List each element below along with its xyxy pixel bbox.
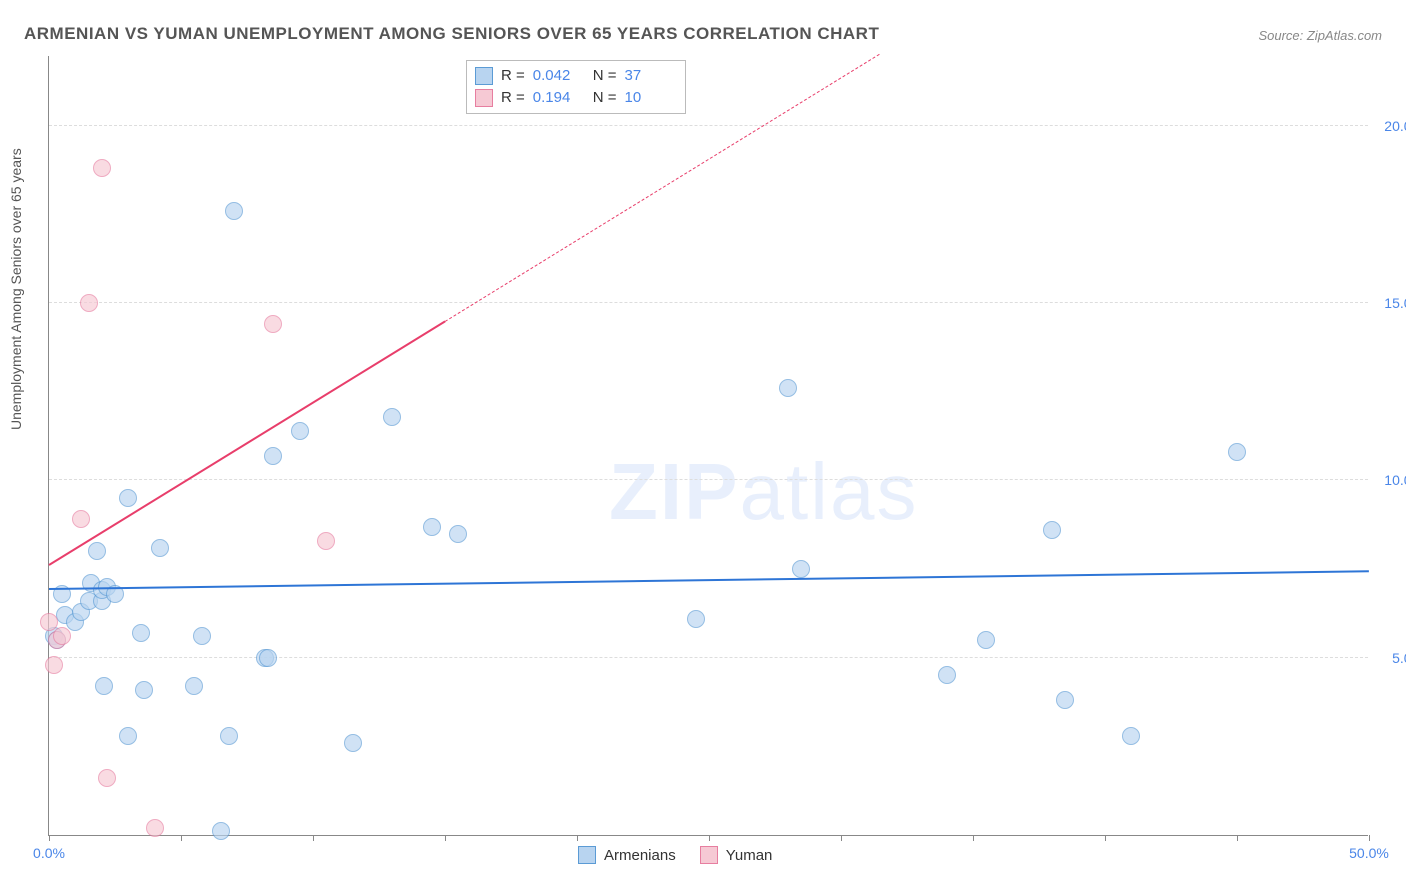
- source-attribution: Source: ZipAtlas.com: [1258, 28, 1382, 43]
- data-point: [98, 769, 116, 787]
- legend-label: Yuman: [726, 847, 773, 864]
- x-tick-mark: [1369, 835, 1370, 841]
- r-label: R =: [501, 87, 525, 109]
- data-point: [132, 624, 150, 642]
- x-tick-mark: [313, 835, 314, 841]
- gridline: [49, 479, 1368, 480]
- data-point: [1043, 521, 1061, 539]
- data-point: [93, 159, 111, 177]
- data-point: [264, 315, 282, 333]
- data-point: [40, 613, 58, 631]
- x-tick-mark: [973, 835, 974, 841]
- data-point: [146, 819, 164, 837]
- x-tick-mark: [841, 835, 842, 841]
- chart-container: ARMENIAN VS YUMAN UNEMPLOYMENT AMONG SEN…: [0, 0, 1406, 892]
- legend-row: R = 0.194 N = 10: [475, 87, 677, 109]
- y-tick-label: 15.0%: [1384, 295, 1406, 311]
- x-tick-mark: [181, 835, 182, 841]
- r-value: 0.042: [533, 65, 585, 87]
- data-point: [687, 610, 705, 628]
- data-point: [193, 627, 211, 645]
- n-label: N =: [593, 87, 617, 109]
- data-point: [88, 542, 106, 560]
- n-value: 10: [625, 87, 677, 109]
- data-point: [1228, 443, 1246, 461]
- r-label: R =: [501, 65, 525, 87]
- series-legend: Armenians Yuman: [578, 846, 772, 864]
- gridline: [49, 657, 1368, 658]
- x-tick-mark: [577, 835, 578, 841]
- gridline: [49, 302, 1368, 303]
- data-point: [185, 677, 203, 695]
- x-tick-mark: [445, 835, 446, 841]
- data-point: [212, 822, 230, 840]
- y-tick-label: 10.0%: [1384, 472, 1406, 488]
- data-point: [72, 510, 90, 528]
- x-tick-mark: [709, 835, 710, 841]
- plot-area: ZIPatlas 5.0%10.0%15.0%20.0%0.0%50.0%: [48, 56, 1368, 836]
- legend-swatch: [578, 846, 596, 864]
- data-point: [225, 202, 243, 220]
- trend-line: [49, 571, 1369, 591]
- x-tick-label: 0.0%: [33, 845, 65, 861]
- data-point: [45, 656, 63, 674]
- data-point: [792, 560, 810, 578]
- gridline: [49, 125, 1368, 126]
- data-point: [977, 631, 995, 649]
- n-value: 37: [625, 65, 677, 87]
- legend-item: Yuman: [700, 846, 773, 864]
- data-point: [264, 447, 282, 465]
- x-tick-mark: [49, 835, 50, 841]
- data-point: [80, 294, 98, 312]
- legend-swatch: [475, 89, 493, 107]
- data-point: [779, 379, 797, 397]
- legend-swatch: [700, 846, 718, 864]
- r-value: 0.194: [533, 87, 585, 109]
- correlation-legend: R = 0.042 N = 37 R = 0.194 N = 10: [466, 60, 686, 114]
- data-point: [95, 677, 113, 695]
- data-point: [135, 681, 153, 699]
- watermark: ZIPatlas: [609, 446, 918, 538]
- x-tick-mark: [1105, 835, 1106, 841]
- chart-title: ARMENIAN VS YUMAN UNEMPLOYMENT AMONG SEN…: [24, 24, 879, 44]
- x-tick-label: 50.0%: [1349, 845, 1389, 861]
- data-point: [53, 627, 71, 645]
- data-point: [423, 518, 441, 536]
- data-point: [119, 489, 137, 507]
- legend-label: Armenians: [604, 847, 676, 864]
- legend-item: Armenians: [578, 846, 676, 864]
- data-point: [317, 532, 335, 550]
- data-point: [119, 727, 137, 745]
- data-point: [383, 408, 401, 426]
- trend-line: [48, 320, 445, 565]
- data-point: [449, 525, 467, 543]
- data-point: [151, 539, 169, 557]
- data-point: [259, 649, 277, 667]
- n-label: N =: [593, 65, 617, 87]
- y-tick-label: 5.0%: [1392, 650, 1406, 666]
- data-point: [344, 734, 362, 752]
- legend-swatch: [475, 67, 493, 85]
- data-point: [1056, 691, 1074, 709]
- data-point: [1122, 727, 1140, 745]
- y-axis-label: Unemployment Among Seniors over 65 years: [8, 148, 24, 430]
- data-point: [220, 727, 238, 745]
- x-tick-mark: [1237, 835, 1238, 841]
- legend-row: R = 0.042 N = 37: [475, 65, 677, 87]
- watermark-bold: ZIP: [609, 447, 739, 536]
- y-tick-label: 20.0%: [1384, 118, 1406, 134]
- data-point: [291, 422, 309, 440]
- data-point: [938, 666, 956, 684]
- watermark-light: atlas: [739, 447, 918, 536]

========================

Given exercise:
Reproduce every one of the lines above without any changes, but omit the picture.

Finished answer:
List each element below along with its xyxy pixel bbox.
- source-attribution: Source: ZipAtlas.com: [1258, 28, 1382, 43]
- data-point: [98, 769, 116, 787]
- legend-label: Yuman: [726, 847, 773, 864]
- x-tick-mark: [1369, 835, 1370, 841]
- r-label: R =: [501, 87, 525, 109]
- data-point: [132, 624, 150, 642]
- x-tick-mark: [313, 835, 314, 841]
- gridline: [49, 479, 1368, 480]
- data-point: [1043, 521, 1061, 539]
- data-point: [93, 159, 111, 177]
- data-point: [264, 315, 282, 333]
- data-point: [40, 613, 58, 631]
- x-tick-mark: [973, 835, 974, 841]
- data-point: [146, 819, 164, 837]
- x-tick-mark: [841, 835, 842, 841]
- chart-container: ARMENIAN VS YUMAN UNEMPLOYMENT AMONG SEN…: [0, 0, 1406, 892]
- legend-row: R = 0.194 N = 10: [475, 87, 677, 109]
- y-tick-label: 15.0%: [1384, 295, 1406, 311]
- x-tick-mark: [181, 835, 182, 841]
- r-value: 0.042: [533, 65, 585, 87]
- data-point: [687, 610, 705, 628]
- data-point: [193, 627, 211, 645]
- n-label: N =: [593, 87, 617, 109]
- data-point: [88, 542, 106, 560]
- n-value: 10: [625, 87, 677, 109]
- data-point: [1228, 443, 1246, 461]
- r-label: R =: [501, 65, 525, 87]
- series-legend: Armenians Yuman: [578, 846, 772, 864]
- gridline: [49, 657, 1368, 658]
- x-tick-mark: [577, 835, 578, 841]
- gridline: [49, 302, 1368, 303]
- data-point: [185, 677, 203, 695]
- x-tick-mark: [445, 835, 446, 841]
- data-point: [212, 822, 230, 840]
- y-tick-label: 10.0%: [1384, 472, 1406, 488]
- data-point: [72, 510, 90, 528]
- x-tick-mark: [709, 835, 710, 841]
- plot-area: ZIPatlas 5.0%10.0%15.0%20.0%0.0%50.0%: [48, 56, 1368, 836]
- legend-swatch: [578, 846, 596, 864]
- data-point: [225, 202, 243, 220]
- trend-line: [49, 571, 1369, 591]
- x-tick-label: 0.0%: [33, 845, 65, 861]
- data-point: [45, 656, 63, 674]
- data-point: [792, 560, 810, 578]
- gridline: [49, 125, 1368, 126]
- data-point: [977, 631, 995, 649]
- n-value: 37: [625, 65, 677, 87]
- legend-item: Yuman: [700, 846, 773, 864]
- data-point: [264, 447, 282, 465]
- x-tick-mark: [49, 835, 50, 841]
- data-point: [80, 294, 98, 312]
- legend-swatch: [475, 89, 493, 107]
- data-point: [779, 379, 797, 397]
- legend-swatch: [700, 846, 718, 864]
- r-value: 0.194: [533, 87, 585, 109]
- correlation-legend: R = 0.042 N = 37 R = 0.194 N = 10: [466, 60, 686, 114]
- data-point: [95, 677, 113, 695]
- data-point: [135, 681, 153, 699]
- watermark: ZIPatlas: [609, 446, 918, 538]
- x-tick-mark: [1105, 835, 1106, 841]
- chart-title: ARMENIAN VS YUMAN UNEMPLOYMENT AMONG SEN…: [24, 24, 879, 44]
- x-tick-label: 50.0%: [1349, 845, 1389, 861]
- data-point: [53, 627, 71, 645]
- data-point: [423, 518, 441, 536]
- data-point: [119, 489, 137, 507]
- legend-label: Armenians: [604, 847, 676, 864]
- legend-item: Armenians: [578, 846, 676, 864]
- data-point: [317, 532, 335, 550]
- data-point: [119, 727, 137, 745]
- data-point: [383, 408, 401, 426]
- trend-line: [48, 320, 445, 565]
- data-point: [449, 525, 467, 543]
- data-point: [151, 539, 169, 557]
- data-point: [259, 649, 277, 667]
- n-label: N =: [593, 65, 617, 87]
- y-tick-label: 5.0%: [1392, 650, 1406, 666]
- data-point: [344, 734, 362, 752]
- legend-swatch: [475, 67, 493, 85]
- data-point: [1056, 691, 1074, 709]
- data-point: [1122, 727, 1140, 745]
- y-axis-label: Unemployment Among Seniors over 65 years: [8, 148, 24, 430]
- data-point: [220, 727, 238, 745]
- x-tick-mark: [1237, 835, 1238, 841]
- legend-row: R = 0.042 N = 37: [475, 65, 677, 87]
- watermark-bold: ZIP: [609, 447, 739, 536]
- y-tick-label: 20.0%: [1384, 118, 1406, 134]
- data-point: [291, 422, 309, 440]
- data-point: [938, 666, 956, 684]
- watermark-light: atlas: [739, 447, 918, 536]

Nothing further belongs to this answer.